PROBLEM DETAILS: Copy out lines with the word "eines" from the material that follows.

##### ENTRIES SHOWN

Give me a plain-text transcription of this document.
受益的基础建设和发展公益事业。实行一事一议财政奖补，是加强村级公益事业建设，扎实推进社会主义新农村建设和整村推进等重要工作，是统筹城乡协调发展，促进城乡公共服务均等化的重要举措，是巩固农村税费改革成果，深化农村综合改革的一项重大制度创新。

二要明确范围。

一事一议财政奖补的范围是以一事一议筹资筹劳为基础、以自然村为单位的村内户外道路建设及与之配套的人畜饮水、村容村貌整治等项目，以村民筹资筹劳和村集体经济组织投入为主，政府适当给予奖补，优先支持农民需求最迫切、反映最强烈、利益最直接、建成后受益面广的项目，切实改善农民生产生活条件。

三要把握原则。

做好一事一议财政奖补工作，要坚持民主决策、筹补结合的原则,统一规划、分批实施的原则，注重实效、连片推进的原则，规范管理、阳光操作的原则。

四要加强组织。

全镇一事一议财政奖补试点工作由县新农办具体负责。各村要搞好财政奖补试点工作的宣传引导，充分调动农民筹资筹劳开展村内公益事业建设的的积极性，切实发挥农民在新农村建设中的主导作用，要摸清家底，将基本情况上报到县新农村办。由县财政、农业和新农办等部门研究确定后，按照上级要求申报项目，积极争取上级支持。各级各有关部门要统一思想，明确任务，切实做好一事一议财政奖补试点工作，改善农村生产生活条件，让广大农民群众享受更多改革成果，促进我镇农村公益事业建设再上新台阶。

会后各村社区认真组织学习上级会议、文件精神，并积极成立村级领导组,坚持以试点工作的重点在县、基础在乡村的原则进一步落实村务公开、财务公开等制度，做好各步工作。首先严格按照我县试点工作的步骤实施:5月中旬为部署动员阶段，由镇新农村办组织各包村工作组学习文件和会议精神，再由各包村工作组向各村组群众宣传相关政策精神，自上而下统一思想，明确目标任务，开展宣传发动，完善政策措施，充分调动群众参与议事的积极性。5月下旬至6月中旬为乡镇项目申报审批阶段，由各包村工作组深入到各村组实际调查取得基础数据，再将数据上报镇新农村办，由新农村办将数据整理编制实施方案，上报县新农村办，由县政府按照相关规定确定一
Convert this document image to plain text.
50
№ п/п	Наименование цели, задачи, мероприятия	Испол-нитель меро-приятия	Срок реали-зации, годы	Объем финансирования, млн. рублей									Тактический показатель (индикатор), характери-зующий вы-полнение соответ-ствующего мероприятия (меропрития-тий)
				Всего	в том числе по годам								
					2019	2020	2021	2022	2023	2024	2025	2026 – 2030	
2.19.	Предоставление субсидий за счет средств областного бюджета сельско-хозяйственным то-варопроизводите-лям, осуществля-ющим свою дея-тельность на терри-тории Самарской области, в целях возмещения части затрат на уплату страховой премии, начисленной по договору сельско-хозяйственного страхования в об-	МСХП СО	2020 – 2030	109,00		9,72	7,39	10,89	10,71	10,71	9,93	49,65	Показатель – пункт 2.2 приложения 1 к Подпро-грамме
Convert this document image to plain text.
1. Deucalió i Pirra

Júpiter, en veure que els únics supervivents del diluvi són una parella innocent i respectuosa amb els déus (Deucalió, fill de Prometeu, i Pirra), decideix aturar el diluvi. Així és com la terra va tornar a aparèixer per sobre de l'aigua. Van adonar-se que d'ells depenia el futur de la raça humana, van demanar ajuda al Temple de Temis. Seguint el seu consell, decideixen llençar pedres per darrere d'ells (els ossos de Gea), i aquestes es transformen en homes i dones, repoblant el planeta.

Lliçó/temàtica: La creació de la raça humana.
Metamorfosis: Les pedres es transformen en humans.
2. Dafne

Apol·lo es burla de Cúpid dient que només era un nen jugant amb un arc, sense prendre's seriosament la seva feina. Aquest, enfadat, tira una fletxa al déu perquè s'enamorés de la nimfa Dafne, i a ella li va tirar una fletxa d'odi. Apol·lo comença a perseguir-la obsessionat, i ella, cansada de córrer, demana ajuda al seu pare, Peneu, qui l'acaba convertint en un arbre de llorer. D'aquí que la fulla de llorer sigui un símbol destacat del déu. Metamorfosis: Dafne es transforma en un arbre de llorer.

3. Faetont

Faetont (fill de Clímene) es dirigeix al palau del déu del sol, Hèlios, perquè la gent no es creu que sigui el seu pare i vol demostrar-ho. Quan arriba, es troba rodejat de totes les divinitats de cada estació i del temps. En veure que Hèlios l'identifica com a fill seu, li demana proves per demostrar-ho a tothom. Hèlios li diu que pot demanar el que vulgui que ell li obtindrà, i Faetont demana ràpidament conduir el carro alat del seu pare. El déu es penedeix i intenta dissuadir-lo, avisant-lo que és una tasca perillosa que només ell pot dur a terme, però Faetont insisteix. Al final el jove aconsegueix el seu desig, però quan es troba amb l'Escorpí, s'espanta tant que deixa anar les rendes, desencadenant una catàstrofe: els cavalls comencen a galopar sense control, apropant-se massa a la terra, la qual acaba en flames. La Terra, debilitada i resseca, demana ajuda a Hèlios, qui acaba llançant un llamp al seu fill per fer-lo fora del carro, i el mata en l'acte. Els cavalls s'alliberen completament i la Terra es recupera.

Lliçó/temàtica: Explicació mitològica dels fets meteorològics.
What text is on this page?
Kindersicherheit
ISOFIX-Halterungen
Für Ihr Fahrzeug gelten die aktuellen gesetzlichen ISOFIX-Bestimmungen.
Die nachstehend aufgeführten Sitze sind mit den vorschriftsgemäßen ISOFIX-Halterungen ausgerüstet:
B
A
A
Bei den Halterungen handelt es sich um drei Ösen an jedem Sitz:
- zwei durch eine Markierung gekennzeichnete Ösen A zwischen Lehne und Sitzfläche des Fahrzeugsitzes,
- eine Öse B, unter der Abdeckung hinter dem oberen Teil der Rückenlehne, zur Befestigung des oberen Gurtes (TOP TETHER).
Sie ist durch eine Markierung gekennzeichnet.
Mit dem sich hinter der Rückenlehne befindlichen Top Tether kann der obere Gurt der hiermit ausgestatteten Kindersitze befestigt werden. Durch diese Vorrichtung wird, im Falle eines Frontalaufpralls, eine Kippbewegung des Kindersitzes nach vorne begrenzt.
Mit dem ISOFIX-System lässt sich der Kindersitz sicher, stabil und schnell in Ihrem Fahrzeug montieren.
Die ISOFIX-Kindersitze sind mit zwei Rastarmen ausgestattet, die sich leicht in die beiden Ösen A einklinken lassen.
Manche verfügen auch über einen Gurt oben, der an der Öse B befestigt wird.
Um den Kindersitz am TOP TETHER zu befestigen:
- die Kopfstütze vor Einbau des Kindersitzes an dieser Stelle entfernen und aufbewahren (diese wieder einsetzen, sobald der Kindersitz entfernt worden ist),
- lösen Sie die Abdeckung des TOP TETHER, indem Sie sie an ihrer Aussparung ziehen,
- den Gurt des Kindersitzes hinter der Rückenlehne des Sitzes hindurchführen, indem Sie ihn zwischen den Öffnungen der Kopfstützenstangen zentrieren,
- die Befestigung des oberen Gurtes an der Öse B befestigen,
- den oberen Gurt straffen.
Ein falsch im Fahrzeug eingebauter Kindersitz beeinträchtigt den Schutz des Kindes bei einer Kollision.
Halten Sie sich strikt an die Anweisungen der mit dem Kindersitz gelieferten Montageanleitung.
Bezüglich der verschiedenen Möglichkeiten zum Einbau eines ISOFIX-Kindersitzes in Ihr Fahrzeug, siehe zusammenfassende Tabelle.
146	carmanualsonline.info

##########

EXPECTED OUTPUT:
Mit dem sich hinter der Rückenlehne befindlichen Top Tether kann der obere Gurt der hiermit ausgestatteten Kindersitze befestigt werden. Durch diese Vorrichtung wird, im Falle eines Frontalaufpralls, eine Kippbewegung des Kindersitzes nach vorne begrenzt.
Bezüglich der verschiedenen Möglichkeiten zum Einbau eines ISOFIX-Kindersitzes in Ihr Fahrzeug, siehe zusammenfassende Tabelle.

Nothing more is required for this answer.